BRANO DI LETTURA:

══════════

Un inseguimento, un vero e proprio pedinamento è quello che offrono i fratelli Dardenne, provocando una seria riflessione sul tema del lavoro, ed in particolare sulla funzione sociale di questo, sulla penosa equivalenza oramai automatica tra lavoro ed identità.
La storia di Rosetta è drammatica, la sua situazione non così comune, ma le dinamiche che la investono, le pulsioni che in lei albergano rispecchiano in piena regola le dinamiche normali, gli obblighi entro i quali la società permette di muoversi; la giovane è ciò fa, è perché fa; non si può permettere di non fare, equivarrebbe ad una negazione di lei stessa. Per questo rimane attaccata con tutte le forze alle mansioni affidatele: ricorre alla forza, alla lotta, alla meschinità, al tradimento per sopravvivere, per sopravvivere come essere sociale.

══════════

CONSEGNE DELL'ESERCIZIO:
- 1) Ricopia una parte del brano su Rosetta. Comincia dalle parole "Un inseguimento, un" e fermati dopo le parole "come essere sociale.".
- 2) Rispondi a queste domande sul brano su Rosetta.
(a) Chi offre l'inseguimento descritto all'inizio?
(b) Su quale tema provoca una seria riflessione?
(c) A che cosa ricorre la giovane per sopravvivere?
- 3) Prosegui il brano su Rosetta a partire dalla sua ultima frase.

Una sequenza di dati:
══════════

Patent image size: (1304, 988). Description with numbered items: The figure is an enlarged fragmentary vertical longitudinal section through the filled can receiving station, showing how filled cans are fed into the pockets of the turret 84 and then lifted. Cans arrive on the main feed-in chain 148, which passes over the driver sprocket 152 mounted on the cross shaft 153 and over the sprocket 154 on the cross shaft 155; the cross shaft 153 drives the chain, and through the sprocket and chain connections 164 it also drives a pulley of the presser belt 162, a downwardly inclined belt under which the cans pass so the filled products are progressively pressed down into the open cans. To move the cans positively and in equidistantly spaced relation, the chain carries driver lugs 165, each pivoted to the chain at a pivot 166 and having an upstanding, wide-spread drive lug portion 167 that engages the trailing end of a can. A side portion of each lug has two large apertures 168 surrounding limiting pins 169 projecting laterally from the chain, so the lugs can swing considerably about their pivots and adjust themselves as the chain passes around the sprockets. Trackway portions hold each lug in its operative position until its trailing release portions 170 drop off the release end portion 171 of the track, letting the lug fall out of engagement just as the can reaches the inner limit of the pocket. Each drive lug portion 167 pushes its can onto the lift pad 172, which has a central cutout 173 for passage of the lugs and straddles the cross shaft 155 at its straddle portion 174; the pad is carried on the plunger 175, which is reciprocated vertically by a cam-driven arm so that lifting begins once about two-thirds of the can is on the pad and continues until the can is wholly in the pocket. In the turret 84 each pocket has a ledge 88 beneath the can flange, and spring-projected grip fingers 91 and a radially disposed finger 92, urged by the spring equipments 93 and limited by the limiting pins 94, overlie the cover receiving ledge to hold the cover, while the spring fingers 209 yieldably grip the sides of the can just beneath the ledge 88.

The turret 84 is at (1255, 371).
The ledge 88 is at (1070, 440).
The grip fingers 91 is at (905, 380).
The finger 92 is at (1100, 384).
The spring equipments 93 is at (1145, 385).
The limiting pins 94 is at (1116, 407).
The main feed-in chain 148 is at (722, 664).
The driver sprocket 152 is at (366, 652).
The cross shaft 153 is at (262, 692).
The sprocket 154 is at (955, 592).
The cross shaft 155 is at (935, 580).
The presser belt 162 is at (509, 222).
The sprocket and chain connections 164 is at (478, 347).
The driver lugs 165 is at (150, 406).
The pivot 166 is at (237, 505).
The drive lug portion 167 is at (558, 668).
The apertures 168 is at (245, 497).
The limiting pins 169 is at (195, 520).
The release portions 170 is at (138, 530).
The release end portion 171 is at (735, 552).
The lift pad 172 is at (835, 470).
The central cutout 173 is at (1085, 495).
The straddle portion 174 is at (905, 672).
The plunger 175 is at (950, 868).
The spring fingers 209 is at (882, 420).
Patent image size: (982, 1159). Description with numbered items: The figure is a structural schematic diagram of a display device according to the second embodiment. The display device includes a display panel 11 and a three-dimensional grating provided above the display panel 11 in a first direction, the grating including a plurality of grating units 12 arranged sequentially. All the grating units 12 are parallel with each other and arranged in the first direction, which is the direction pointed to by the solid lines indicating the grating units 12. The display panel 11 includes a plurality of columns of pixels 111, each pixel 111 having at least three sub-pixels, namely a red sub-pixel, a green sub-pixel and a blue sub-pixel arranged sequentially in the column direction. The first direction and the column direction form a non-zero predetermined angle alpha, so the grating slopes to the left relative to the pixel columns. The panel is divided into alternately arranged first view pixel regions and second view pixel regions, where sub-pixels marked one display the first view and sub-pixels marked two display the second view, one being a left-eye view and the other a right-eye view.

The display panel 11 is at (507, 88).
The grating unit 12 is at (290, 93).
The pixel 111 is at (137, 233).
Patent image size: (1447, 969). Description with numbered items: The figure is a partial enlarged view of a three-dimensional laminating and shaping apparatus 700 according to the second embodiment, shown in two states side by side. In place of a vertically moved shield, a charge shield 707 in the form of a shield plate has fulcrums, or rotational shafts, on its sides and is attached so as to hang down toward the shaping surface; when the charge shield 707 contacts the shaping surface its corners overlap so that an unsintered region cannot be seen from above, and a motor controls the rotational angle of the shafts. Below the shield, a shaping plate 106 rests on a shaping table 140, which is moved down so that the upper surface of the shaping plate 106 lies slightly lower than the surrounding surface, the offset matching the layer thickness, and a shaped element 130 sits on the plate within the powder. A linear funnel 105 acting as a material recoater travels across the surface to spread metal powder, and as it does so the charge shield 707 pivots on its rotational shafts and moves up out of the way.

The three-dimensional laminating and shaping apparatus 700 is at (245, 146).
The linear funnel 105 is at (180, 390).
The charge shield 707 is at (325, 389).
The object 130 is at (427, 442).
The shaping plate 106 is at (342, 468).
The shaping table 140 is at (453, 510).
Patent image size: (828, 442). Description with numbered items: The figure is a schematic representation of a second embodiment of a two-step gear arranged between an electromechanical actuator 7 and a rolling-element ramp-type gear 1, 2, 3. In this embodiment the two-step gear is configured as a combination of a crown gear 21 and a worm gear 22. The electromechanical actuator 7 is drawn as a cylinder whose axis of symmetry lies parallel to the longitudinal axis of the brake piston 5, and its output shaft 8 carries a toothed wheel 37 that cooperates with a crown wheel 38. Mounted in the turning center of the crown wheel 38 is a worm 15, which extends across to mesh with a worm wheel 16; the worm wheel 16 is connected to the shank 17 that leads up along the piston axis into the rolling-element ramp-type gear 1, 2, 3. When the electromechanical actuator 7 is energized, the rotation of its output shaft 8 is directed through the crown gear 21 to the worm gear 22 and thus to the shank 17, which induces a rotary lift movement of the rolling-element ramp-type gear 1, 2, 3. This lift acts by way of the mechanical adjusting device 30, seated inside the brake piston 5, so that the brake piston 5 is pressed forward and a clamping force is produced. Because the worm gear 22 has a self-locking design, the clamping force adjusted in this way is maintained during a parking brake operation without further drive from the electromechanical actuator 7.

══════════

RISPOSTE ATTESE:
- 1)
Un inseguimento, un vero e proprio pedinamento è quello che offrono i fratelli Dardenne, provocando una seria riflessione sul tema del lavoro, ed in particolare sulla funzione sociale di questo, sulla penosa equivalenza oramai automatica tra lavoro ed identità.
La storia di Rosetta è drammatica, la sua situazione non così comune, ma le dinamiche che la investono, le pulsioni che in lei albergano rispecchiano in piena regola le dinamiche normali, gli obblighi entro i quali la società permette di muoversi; la giovane è ciò fa, è perché fa; non si può permettere di non fare, equivarrebbe ad una negazione di lei stessa. Per questo rimane attaccata con tutte le forze alle mansioni affidatele: ricorre alla forza, alla lotta, alla meschinità, al tradimento per sopravvivere, per sopravvivere come essere sociale.

- 2)
(a) I fratelli Dardenne.
(b) Sul tema del lavoro.
(c) Alla forza, alla lotta, alla meschinità e al tradimento.

- 3)
Ne ha giocoforza bisogno, non naviga in acque tranquille, ma la componente venale arriva dopo, in primis le occorre essere.
In tutto ciò combatte, obbedisce, esegue, fa da madre alla madre, si nega ogni altra implicazione sentimentale, ben conscia che si troverà, prima o poi, costretta a romperla.
Resiste fin che può, si muove agile nei gangli malati delle logiche capitalistiche, ottiene anche il sognato grembiule bianco, con il suo nome, Rosetta, ricamato. Finalmente è. Solissima, abbandonata, ma il buoco nero così temuto è più lontano.
Non può però sfilacciare ogni legame estraneo, non può neutralizzare ogni perturbazione possibile. Risoluta al peggio, all'azione ultima ed incacellabile, dovrà scoprire che nemmeno ciò è scevro da logiche terrene.
La nostra è chiamata all'agone finale, nella magistrale chiusura: accerchiata da quelli che, a tutti gli effetti, paiono avvoltoi in attesa della carcassa sulla quale fiondarsi, scorgerà un appiglio, improvviso ed insperato.
Qualche buon cuore ancora sopravvive, forse.